Your objective:
Below are entries to be transcribed exactly; exclude the pictures from the copy.

Records supplied:

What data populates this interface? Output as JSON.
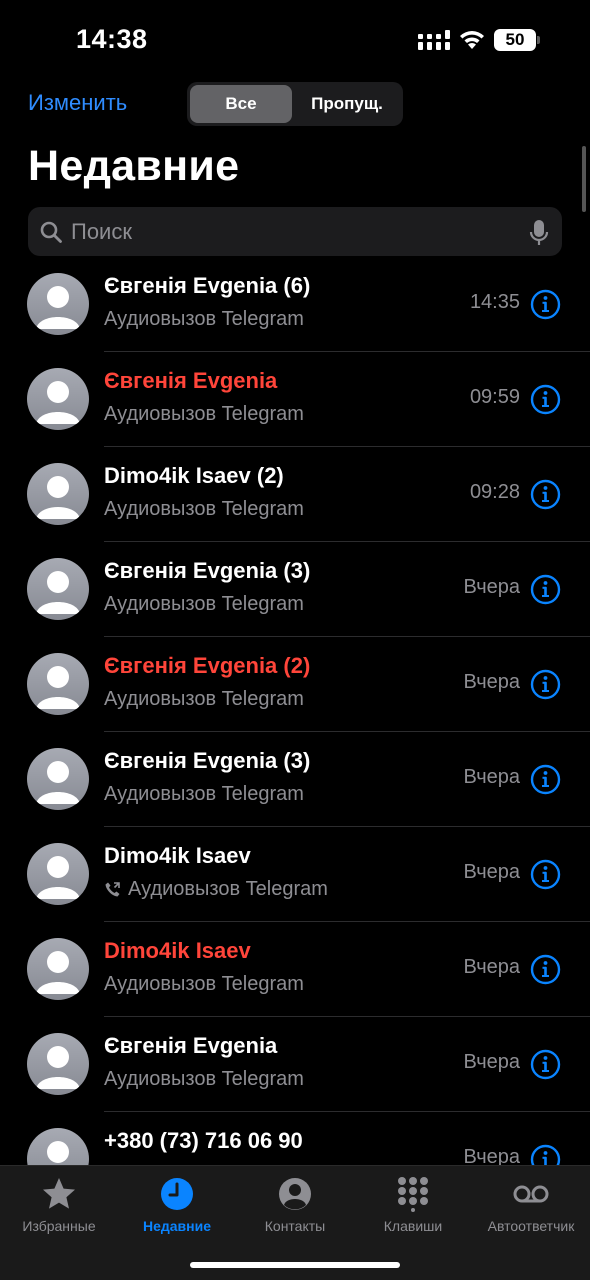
{
  "status_bar": {
    "time": "14:38",
    "battery": "50"
  },
  "header": {
    "edit_label": "Изменить",
    "segments": [
      "Все",
      "Пропущ."
    ],
    "title": "Недавние"
  },
  "search": {
    "placeholder": "Поиск"
  },
  "calls": [
    {
      "name": "Євгенія Evgenia (6)",
      "type": "Аудиовызов Telegram",
      "time": "14:35",
      "missed": false
    },
    {
      "name": "Євгенія Evgenia",
      "type": "Аудиовызов Telegram",
      "time": "09:59",
      "missed": true
    },
    {
      "name": "Dimo4ik Isaev (2)",
      "type": "Аудиовызов Telegram",
      "time": "09:28",
      "missed": false
    },
    {
      "name": "Євгенія Evgenia (3)",
      "type": "Аудиовызов Telegram",
      "time": "Вчера",
      "missed": false
    },
    {
      "name": "Євгенія Evgenia (2)",
      "type": "Аудиовызов Telegram",
      "time": "Вчера",
      "missed": true
    },
    {
      "name": "Євгенія Evgenia (3)",
      "type": "Аудиовызов Telegram",
      "time": "Вчера",
      "missed": false
    },
    {
      "name": "Dimo4ik Isaev",
      "type": "Аудиовызов Telegram",
      "time": "Вчера",
      "missed": false,
      "outgoing": true
    },
    {
      "name": "Dimo4ik Isaev",
      "type": "Аудиовызов Telegram",
      "time": "Вчера",
      "missed": true
    },
    {
      "name": "Євгенія Evgenia",
      "type": "Аудиовызов Telegram",
      "time": "Вчера",
      "missed": false
    },
    {
      "name": "+380 (73) 716 06 90",
      "type": "",
      "time": "Вчера",
      "missed": false
    }
  ],
  "tab_bar": {
    "tabs": [
      {
        "label": "Избранные",
        "icon": "star-icon"
      },
      {
        "label": "Недавние",
        "icon": "clock-icon"
      },
      {
        "label": "Контакты",
        "icon": "person-circle-icon"
      },
      {
        "label": "Клавиши",
        "icon": "keypad-icon"
      },
      {
        "label": "Автоответчик",
        "icon": "voicemail-icon"
      }
    ],
    "active": "Недавние"
  },
  "colors": {
    "accent": "#0a84ff",
    "missed": "#ff453a",
    "secondary_text": "#8e8e93"
  }
}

Exercise output:
What data populates this interface? Output as JSON.
{
  "status_bar": {
    "time": "14:38",
    "battery": "50"
  },
  "header": {
    "edit_label": "Изменить",
    "segments": [
      "Все",
      "Пропущ."
    ],
    "title": "Недавние"
  },
  "search": {
    "placeholder": "Поиск"
  },
  "calls": [
    {
      "name": "Євгенія Evgenia (6)",
      "type": "Аудиовызов Telegram",
      "time": "14:35",
      "missed": false
    },
    {
      "name": "Євгенія Evgenia",
      "type": "Аудиовызов Telegram",
      "time": "09:59",
      "missed": true
    },
    {
      "name": "Dimo4ik Isaev (2)",
      "type": "Аудиовызов Telegram",
      "time": "09:28",
      "missed": false
    },
    {
      "name": "Євгенія Evgenia (3)",
      "type": "Аудиовызов Telegram",
      "time": "Вчера",
      "missed": false
    },
    {
      "name": "Євгенія Evgenia (2)",
      "type": "Аудиовызов Telegram",
      "time": "Вчера",
      "missed": true
    },
    {
      "name": "Євгенія Evgenia (3)",
      "type": "Аудиовызов Telegram",
      "time": "Вчера",
      "missed": false
    },
    {
      "name": "Dimo4ik Isaev",
      "type": "Аудиовызов Telegram",
      "time": "Вчера",
      "missed": false,
      "outgoing": true
    },
    {
      "name": "Dimo4ik Isaev",
      "type": "Аудиовызов Telegram",
      "time": "Вчера",
      "missed": true
    },
    {
      "name": "Євгенія Evgenia",
      "type": "Аудиовызов Telegram",
      "time": "Вчера",
      "missed": false
    },
    {
      "name": "+380 (73) 716 06 90",
      "type": "",
      "time": "Вчера",
      "missed": false
    }
  ],
  "tab_bar": {
    "tabs": [
      {
        "label": "Избранные",
        "icon": "star-icon"
      },
      {
        "label": "Недавние",
        "icon": "clock-icon"
      },
      {
        "label": "Контакты",
        "icon": "person-circle-icon"
      },
      {
        "label": "Клавиши",
        "icon": "keypad-icon"
      },
      {
        "label": "Автоответчик",
        "icon": "voicemail-icon"
      }
    ],
    "active": "Недавние"
  },
  "colors": {
    "accent": "#0a84ff",
    "missed": "#ff453a",
    "secondary_text": "#8e8e93"
  }
}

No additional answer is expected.